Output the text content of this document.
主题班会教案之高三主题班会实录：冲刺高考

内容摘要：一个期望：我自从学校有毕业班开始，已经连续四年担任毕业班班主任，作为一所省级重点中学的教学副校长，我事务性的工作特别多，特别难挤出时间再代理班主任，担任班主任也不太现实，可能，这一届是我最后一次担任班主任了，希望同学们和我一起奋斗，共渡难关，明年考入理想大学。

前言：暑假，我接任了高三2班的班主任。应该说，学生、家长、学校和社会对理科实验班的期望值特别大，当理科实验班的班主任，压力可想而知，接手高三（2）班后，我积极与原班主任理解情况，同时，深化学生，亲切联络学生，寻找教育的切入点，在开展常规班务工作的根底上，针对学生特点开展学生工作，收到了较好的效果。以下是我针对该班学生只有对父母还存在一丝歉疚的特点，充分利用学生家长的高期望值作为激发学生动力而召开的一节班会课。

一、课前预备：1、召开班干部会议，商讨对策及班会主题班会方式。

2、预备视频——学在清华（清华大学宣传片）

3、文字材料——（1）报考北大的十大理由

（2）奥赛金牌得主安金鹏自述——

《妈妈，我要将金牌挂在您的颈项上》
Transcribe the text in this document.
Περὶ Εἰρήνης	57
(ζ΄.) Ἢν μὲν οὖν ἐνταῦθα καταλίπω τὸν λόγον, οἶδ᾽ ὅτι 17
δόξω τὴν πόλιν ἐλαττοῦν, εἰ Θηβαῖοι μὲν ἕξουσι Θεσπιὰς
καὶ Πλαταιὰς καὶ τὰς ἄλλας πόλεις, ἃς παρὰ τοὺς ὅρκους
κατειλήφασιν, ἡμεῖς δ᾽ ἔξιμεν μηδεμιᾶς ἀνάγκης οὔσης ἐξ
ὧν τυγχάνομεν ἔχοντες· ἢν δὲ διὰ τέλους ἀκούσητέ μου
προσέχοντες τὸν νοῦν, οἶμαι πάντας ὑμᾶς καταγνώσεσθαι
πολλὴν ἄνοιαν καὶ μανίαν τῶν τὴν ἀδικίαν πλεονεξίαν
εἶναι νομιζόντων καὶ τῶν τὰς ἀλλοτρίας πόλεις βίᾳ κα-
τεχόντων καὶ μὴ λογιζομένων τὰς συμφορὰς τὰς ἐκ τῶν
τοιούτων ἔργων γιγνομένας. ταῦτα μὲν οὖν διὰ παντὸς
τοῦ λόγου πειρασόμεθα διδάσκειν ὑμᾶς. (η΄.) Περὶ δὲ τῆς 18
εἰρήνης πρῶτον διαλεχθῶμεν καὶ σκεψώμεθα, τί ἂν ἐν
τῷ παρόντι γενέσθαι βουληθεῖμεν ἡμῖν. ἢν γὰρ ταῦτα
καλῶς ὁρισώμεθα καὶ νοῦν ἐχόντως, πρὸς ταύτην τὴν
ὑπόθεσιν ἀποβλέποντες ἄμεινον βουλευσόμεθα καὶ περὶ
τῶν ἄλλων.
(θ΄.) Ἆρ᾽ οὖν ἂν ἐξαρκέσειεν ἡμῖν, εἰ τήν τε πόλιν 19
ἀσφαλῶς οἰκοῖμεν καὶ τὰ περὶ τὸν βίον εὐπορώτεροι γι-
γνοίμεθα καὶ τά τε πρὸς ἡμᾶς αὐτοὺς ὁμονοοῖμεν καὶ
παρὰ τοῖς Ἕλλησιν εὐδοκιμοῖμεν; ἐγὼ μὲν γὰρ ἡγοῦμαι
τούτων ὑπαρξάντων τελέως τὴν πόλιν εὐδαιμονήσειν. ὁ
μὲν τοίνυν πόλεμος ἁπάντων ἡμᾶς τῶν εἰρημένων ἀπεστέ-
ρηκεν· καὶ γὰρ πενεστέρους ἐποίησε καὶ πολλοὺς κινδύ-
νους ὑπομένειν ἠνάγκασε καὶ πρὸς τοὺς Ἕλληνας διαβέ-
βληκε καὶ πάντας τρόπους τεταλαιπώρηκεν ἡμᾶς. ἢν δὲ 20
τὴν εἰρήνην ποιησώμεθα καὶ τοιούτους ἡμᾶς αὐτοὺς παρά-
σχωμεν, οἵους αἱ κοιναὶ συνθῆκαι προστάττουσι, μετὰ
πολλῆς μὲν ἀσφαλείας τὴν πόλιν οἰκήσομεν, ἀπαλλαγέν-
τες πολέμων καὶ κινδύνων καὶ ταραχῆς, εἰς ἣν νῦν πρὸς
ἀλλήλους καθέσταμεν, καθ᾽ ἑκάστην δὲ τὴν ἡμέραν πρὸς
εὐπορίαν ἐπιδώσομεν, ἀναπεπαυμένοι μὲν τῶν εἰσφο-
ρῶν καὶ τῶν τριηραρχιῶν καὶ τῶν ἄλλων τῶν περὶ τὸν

============

▶ [Exercise instructions]:
Restate the whole listing exactly.

▶ [Output below]:
Output the text content of this document.
主题班会教案之高三主题班会实录：冲刺高考

内容摘要：一个期望：我自从学校有毕业班开始，已经连续四年担任毕业班班主任，作为一所省级重点中学的教学副校长，我事务性的工作特别多，特别难挤出时间再代理班主任，担任班主任也不太现实，可能，这一届是我最后一次担任班主任了，希望同学们和我一起奋斗，共渡难关，明年考入理想大学。

前言：暑假，我接任了高三2班的班主任。应该说，学生、家长、学校和社会对理科实验班的期望值特别大，当理科实验班的班主任，压力可想而知，接手高三（2）班后，我积极与原班主任理解情况，同时，深化学生，亲切联络学生，寻找教育的切入点，在开展常规班务工作的根底上，针对学生特点开展学生工作，收到了较好的效果。以下是我针对该班学生只有对父母还存在一丝歉疚的特点，充分利用学生家长的高期望值作为激发学生动力而召开的一节班会课。

一、课前预备：1、召开班干部会议，商讨对策及班会主题班会方式。

2、预备视频——学在清华（清华大学宣传片）

3、文字材料——（1）报考北大的十大理由

（2）奥赛金牌得主安金鹏自述——

《妈妈，我要将金牌挂在您的颈项上》
Transcribe the text in this document.
Περὶ Εἰρήνης	57
(ζ΄.) Ἢν μὲν οὖν ἐνταῦθα καταλίπω τὸν λόγον, οἶδ᾽ ὅτι 17
δόξω τὴν πόλιν ἐλαττοῦν, εἰ Θηβαῖοι μὲν ἕξουσι Θεσπιὰς
καὶ Πλαταιὰς καὶ τὰς ἄλλας πόλεις, ἃς παρὰ τοὺς ὅρκους
κατειλήφασιν, ἡμεῖς δ᾽ ἔξιμεν μηδεμιᾶς ἀνάγκης οὔσης ἐξ
ὧν τυγχάνομεν ἔχοντες· ἢν δὲ διὰ τέλους ἀκούσητέ μου
προσέχοντες τὸν νοῦν, οἶμαι πάντας ὑμᾶς καταγνώσεσθαι
πολλὴν ἄνοιαν καὶ μανίαν τῶν τὴν ἀδικίαν πλεονεξίαν
εἶναι νομιζόντων καὶ τῶν τὰς ἀλλοτρίας πόλεις βίᾳ κα-
τεχόντων καὶ μὴ λογιζομένων τὰς συμφορὰς τὰς ἐκ τῶν
τοιούτων ἔργων γιγνομένας. ταῦτα μὲν οὖν διὰ παντὸς
τοῦ λόγου πειρασόμεθα διδάσκειν ὑμᾶς. (η΄.) Περὶ δὲ τῆς 18
εἰρήνης πρῶτον διαλεχθῶμεν καὶ σκεψώμεθα, τί ἂν ἐν
τῷ παρόντι γενέσθαι βουληθεῖμεν ἡμῖν. ἢν γὰρ ταῦτα
καλῶς ὁρισώμεθα καὶ νοῦν ἐχόντως, πρὸς ταύτην τὴν
ὑπόθεσιν ἀποβλέποντες ἄμεινον βουλευσόμεθα καὶ περὶ
τῶν ἄλλων.
(θ΄.) Ἆρ᾽ οὖν ἂν ἐξαρκέσειεν ἡμῖν, εἰ τήν τε πόλιν 19
ἀσφαλῶς οἰκοῖμεν καὶ τὰ περὶ τὸν βίον εὐπορώτεροι γι-
γνοίμεθα καὶ τά τε πρὸς ἡμᾶς αὐτοὺς ὁμονοοῖμεν καὶ
παρὰ τοῖς Ἕλλησιν εὐδοκιμοῖμεν; ἐγὼ μὲν γὰρ ἡγοῦμαι
τούτων ὑπαρξάντων τελέως τὴν πόλιν εὐδαιμονήσειν. ὁ
μὲν τοίνυν πόλεμος ἁπάντων ἡμᾶς τῶν εἰρημένων ἀπεστέ-
ρηκεν· καὶ γὰρ πενεστέρους ἐποίησε καὶ πολλοὺς κινδύ-
νους ὑπομένειν ἠνάγκασε καὶ πρὸς τοὺς Ἕλληνας διαβέ-
βληκε καὶ πάντας τρόπους τεταλαιπώρηκεν ἡμᾶς. ἢν δὲ 20
τὴν εἰρήνην ποιησώμεθα καὶ τοιούτους ἡμᾶς αὐτοὺς παρά-
σχωμεν, οἵους αἱ κοιναὶ συνθῆκαι προστάττουσι, μετὰ
πολλῆς μὲν ἀσφαλείας τὴν πόλιν οἰκήσομεν, ἀπαλλαγέν-
τες πολέμων καὶ κινδύνων καὶ ταραχῆς, εἰς ἣν νῦν πρὸς
ἀλλήλους καθέσταμεν, καθ᾽ ἑκάστην δὲ τὴν ἡμέραν πρὸς
εὐπορίαν ἐπιδώσομεν, ἀναπεπαυμένοι μὲν τῶν εἰσφο-
ρῶν καὶ τῶν τριηραρχιῶν καὶ τῶν ἄλλων τῶν περὶ τὸν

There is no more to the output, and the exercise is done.